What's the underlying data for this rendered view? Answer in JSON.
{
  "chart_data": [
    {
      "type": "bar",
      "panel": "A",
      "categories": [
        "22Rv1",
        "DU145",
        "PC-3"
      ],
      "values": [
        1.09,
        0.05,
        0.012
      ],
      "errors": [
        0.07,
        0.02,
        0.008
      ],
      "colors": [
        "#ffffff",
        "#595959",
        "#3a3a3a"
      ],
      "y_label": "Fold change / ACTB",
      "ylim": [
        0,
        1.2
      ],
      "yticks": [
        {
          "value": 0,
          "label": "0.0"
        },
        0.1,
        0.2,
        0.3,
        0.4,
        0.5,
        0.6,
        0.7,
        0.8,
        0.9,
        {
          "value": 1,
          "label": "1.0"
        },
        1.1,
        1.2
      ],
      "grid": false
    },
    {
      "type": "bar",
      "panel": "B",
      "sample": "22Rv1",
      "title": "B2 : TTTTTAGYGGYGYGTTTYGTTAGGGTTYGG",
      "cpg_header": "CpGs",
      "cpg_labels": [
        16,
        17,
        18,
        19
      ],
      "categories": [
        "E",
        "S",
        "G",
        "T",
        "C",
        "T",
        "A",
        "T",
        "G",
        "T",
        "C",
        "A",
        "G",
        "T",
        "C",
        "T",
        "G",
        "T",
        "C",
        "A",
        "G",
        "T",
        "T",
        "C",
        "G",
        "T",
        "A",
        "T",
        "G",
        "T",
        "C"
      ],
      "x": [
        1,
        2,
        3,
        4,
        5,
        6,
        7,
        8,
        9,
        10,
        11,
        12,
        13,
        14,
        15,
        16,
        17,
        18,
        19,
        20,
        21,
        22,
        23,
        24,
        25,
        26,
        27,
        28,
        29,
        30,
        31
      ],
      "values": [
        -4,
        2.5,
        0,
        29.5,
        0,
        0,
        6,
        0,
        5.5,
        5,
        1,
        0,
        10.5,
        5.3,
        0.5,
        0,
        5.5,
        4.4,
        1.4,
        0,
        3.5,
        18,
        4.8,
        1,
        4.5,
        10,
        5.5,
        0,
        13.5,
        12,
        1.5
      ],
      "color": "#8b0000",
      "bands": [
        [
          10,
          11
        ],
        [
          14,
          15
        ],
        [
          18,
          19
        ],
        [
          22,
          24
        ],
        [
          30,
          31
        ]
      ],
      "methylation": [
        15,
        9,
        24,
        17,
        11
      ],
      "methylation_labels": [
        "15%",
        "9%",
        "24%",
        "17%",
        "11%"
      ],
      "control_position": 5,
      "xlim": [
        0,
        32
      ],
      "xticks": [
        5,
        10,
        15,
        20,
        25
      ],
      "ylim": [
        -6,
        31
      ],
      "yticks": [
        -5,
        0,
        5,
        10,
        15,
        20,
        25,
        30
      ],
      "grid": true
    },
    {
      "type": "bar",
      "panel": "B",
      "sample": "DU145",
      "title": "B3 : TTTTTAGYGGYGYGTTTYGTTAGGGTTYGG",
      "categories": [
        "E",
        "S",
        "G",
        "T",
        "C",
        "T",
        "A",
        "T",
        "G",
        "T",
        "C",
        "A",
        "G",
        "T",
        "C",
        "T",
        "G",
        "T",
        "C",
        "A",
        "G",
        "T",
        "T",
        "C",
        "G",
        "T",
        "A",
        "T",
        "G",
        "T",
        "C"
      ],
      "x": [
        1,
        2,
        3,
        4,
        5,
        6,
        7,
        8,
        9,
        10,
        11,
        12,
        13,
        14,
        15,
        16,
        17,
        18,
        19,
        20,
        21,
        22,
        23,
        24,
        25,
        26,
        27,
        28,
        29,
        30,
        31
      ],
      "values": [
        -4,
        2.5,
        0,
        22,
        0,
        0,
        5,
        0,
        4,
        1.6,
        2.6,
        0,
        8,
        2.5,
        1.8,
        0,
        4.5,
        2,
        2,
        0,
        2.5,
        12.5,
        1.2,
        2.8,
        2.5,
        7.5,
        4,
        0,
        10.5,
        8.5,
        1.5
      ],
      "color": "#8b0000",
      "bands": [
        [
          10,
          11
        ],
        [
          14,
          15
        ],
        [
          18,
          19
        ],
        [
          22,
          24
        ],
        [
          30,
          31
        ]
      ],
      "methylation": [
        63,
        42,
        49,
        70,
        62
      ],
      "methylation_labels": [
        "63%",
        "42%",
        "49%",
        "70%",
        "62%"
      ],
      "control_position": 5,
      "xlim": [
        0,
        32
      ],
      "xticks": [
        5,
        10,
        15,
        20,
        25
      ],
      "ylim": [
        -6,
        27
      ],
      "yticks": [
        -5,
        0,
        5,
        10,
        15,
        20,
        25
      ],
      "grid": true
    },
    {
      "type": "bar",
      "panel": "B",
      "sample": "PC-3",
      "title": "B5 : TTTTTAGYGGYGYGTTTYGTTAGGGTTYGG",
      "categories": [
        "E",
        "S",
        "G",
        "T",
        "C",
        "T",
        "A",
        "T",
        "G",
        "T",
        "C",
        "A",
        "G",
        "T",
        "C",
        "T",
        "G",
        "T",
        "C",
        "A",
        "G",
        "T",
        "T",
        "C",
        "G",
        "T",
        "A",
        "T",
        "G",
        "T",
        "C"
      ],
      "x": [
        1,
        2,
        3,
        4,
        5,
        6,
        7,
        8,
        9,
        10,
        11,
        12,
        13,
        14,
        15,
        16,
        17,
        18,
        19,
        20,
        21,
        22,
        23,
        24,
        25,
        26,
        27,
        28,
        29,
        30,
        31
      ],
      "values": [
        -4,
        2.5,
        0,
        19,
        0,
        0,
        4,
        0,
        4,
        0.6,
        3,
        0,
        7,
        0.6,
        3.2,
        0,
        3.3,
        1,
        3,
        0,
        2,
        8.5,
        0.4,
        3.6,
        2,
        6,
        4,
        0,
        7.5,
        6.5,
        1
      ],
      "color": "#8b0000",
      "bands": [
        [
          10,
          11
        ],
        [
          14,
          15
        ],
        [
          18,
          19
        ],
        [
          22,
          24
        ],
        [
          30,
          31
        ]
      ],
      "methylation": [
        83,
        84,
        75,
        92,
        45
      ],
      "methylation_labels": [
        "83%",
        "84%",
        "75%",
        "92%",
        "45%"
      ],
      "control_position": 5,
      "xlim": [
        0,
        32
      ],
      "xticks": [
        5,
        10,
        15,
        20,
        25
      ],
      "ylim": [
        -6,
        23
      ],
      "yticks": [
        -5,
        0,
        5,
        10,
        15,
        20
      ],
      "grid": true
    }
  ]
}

··········

- [Problem statement] Your task is to repeat the data exactly; please include every line.

- [Written response]
What's the underlying data for this rendered view? Answer in JSON.
{
  "chart_data": [
    {
      "type": "bar",
      "panel": "A",
      "categories": [
        "22Rv1",
        "DU145",
        "PC-3"
      ],
      "values": [
        1.09,
        0.05,
        0.012
      ],
      "errors": [
        0.07,
        0.02,
        0.008
      ],
      "colors": [
        "#ffffff",
        "#595959",
        "#3a3a3a"
      ],
      "y_label": "Fold change / ACTB",
      "ylim": [
        0,
        1.2
      ],
      "yticks": [
        {
          "value": 0,
          "label": "0.0"
        },
        0.1,
        0.2,
        0.3,
        0.4,
        0.5,
        0.6,
        0.7,
        0.8,
        0.9,
        {
          "value": 1,
          "label": "1.0"
        },
        1.1,
        1.2
      ],
      "grid": false
    },
    {
      "type": "bar",
      "panel": "B",
      "sample": "22Rv1",
      "title": "B2 : TTTTTAGYGGYGYGTTTYGTTAGGGTTYGG",
      "cpg_header": "CpGs",
      "cpg_labels": [
        16,
        17,
        18,
        19
      ],
      "categories": [
        "E",
        "S",
        "G",
        "T",
        "C",
        "T",
        "A",
        "T",
        "G",
        "T",
        "C",
        "A",
        "G",
        "T",
        "C",
        "T",
        "G",
        "T",
        "C",
        "A",
        "G",
        "T",
        "T",
        "C",
        "G",
        "T",
        "A",
        "T",
        "G",
        "T",
        "C"
      ],
      "x": [
        1,
        2,
        3,
        4,
        5,
        6,
        7,
        8,
        9,
        10,
        11,
        12,
        13,
        14,
        15,
        16,
        17,
        18,
        19,
        20,
        21,
        22,
        23,
        24,
        25,
        26,
        27,
        28,
        29,
        30,
        31
      ],
      "values": [
        -4,
        2.5,
        0,
        29.5,
        0,
        0,
        6,
        0,
        5.5,
        5,
        1,
        0,
        10.5,
        5.3,
        0.5,
        0,
        5.5,
        4.4,
        1.4,
        0,
        3.5,
        18,
        4.8,
        1,
        4.5,
        10,
        5.5,
        0,
        13.5,
        12,
        1.5
      ],
      "color": "#8b0000",
      "bands": [
        [
          10,
          11
        ],
        [
          14,
          15
        ],
        [
          18,
          19
        ],
        [
          22,
          24
        ],
        [
          30,
          31
        ]
      ],
      "methylation": [
        15,
        9,
        24,
        17,
        11
      ],
      "methylation_labels": [
        "15%",
        "9%",
        "24%",
        "17%",
        "11%"
      ],
      "control_position": 5,
      "xlim": [
        0,
        32
      ],
      "xticks": [
        5,
        10,
        15,
        20,
        25
      ],
      "ylim": [
        -6,
        31
      ],
      "yticks": [
        -5,
        0,
        5,
        10,
        15,
        20,
        25,
        30
      ],
      "grid": true
    },
    {
      "type": "bar",
      "panel": "B",
      "sample": "DU145",
      "title": "B3 : TTTTTAGYGGYGYGTTTYGTTAGGGTTYGG",
      "categories": [
        "E",
        "S",
        "G",
        "T",
        "C",
        "T",
        "A",
        "T",
        "G",
        "T",
        "C",
        "A",
        "G",
        "T",
        "C",
        "T",
        "G",
        "T",
        "C",
        "A",
        "G",
        "T",
        "T",
        "C",
        "G",
        "T",
        "A",
        "T",
        "G",
        "T",
        "C"
      ],
      "x": [
        1,
        2,
        3,
        4,
        5,
        6,
        7,
        8,
        9,
        10,
        11,
        12,
        13,
        14,
        15,
        16,
        17,
        18,
        19,
        20,
        21,
        22,
        23,
        24,
        25,
        26,
        27,
        28,
        29,
        30,
        31
      ],
      "values": [
        -4,
        2.5,
        0,
        22,
        0,
        0,
        5,
        0,
        4,
        1.6,
        2.6,
        0,
        8,
        2.5,
        1.8,
        0,
        4.5,
        2,
        2,
        0,
        2.5,
        12.5,
        1.2,
        2.8,
        2.5,
        7.5,
        4,
        0,
        10.5,
        8.5,
        1.5
      ],
      "color": "#8b0000",
      "bands": [
        [
          10,
          11
        ],
        [
          14,
          15
        ],
        [
          18,
          19
        ],
        [
          22,
          24
        ],
        [
          30,
          31
        ]
      ],
      "methylation": [
        63,
        42,
        49,
        70,
        62
      ],
      "methylation_labels": [
        "63%",
        "42%",
        "49%",
        "70%",
        "62%"
      ],
      "control_position": 5,
      "xlim": [
        0,
        32
      ],
      "xticks": [
        5,
        10,
        15,
        20,
        25
      ],
      "ylim": [
        -6,
        27
      ],
      "yticks": [
        -5,
        0,
        5,
        10,
        15,
        20,
        25
      ],
      "grid": true
    },
    {
      "type": "bar",
      "panel": "B",
      "sample": "PC-3",
      "title": "B5 : TTTTTAGYGGYGYGTTTYGTTAGGGTTYGG",
      "categories": [
        "E",
        "S",
        "G",
        "T",
        "C",
        "T",
        "A",
        "T",
        "G",
        "T",
        "C",
        "A",
        "G",
        "T",
        "C",
        "T",
        "G",
        "T",
        "C",
        "A",
        "G",
        "T",
        "T",
        "C",
        "G",
        "T",
        "A",
        "T",
        "G",
        "T",
        "C"
      ],
      "x": [
        1,
        2,
        3,
        4,
        5,
        6,
        7,
        8,
        9,
        10,
        11,
        12,
        13,
        14,
        15,
        16,
        17,
        18,
        19,
        20,
        21,
        22,
        23,
        24,
        25,
        26,
        27,
        28,
        29,
        30,
        31
      ],
      "values": [
        -4,
        2.5,
        0,
        19,
        0,
        0,
        4,
        0,
        4,
        0.6,
        3,
        0,
        7,
        0.6,
        3.2,
        0,
        3.3,
        1,
        3,
        0,
        2,
        8.5,
        0.4,
        3.6,
        2,
        6,
        4,
        0,
        7.5,
        6.5,
        1
      ],
      "color": "#8b0000",
      "bands": [
        [
          10,
          11
        ],
        [
          14,
          15
        ],
        [
          18,
          19
        ],
        [
          22,
          24
        ],
        [
          30,
          31
        ]
      ],
      "methylation": [
        83,
        84,
        75,
        92,
        45
      ],
      "methylation_labels": [
        "83%",
        "84%",
        "75%",
        "92%",
        "45%"
      ],
      "control_position": 5,
      "xlim": [
        0,
        32
      ],
      "xticks": [
        5,
        10,
        15,
        20,
        25
      ],
      "ylim": [
        -6,
        23
      ],
      "yticks": [
        -5,
        0,
        5,
        10,
        15,
        20
      ],
      "grid": true
    }
  ]
}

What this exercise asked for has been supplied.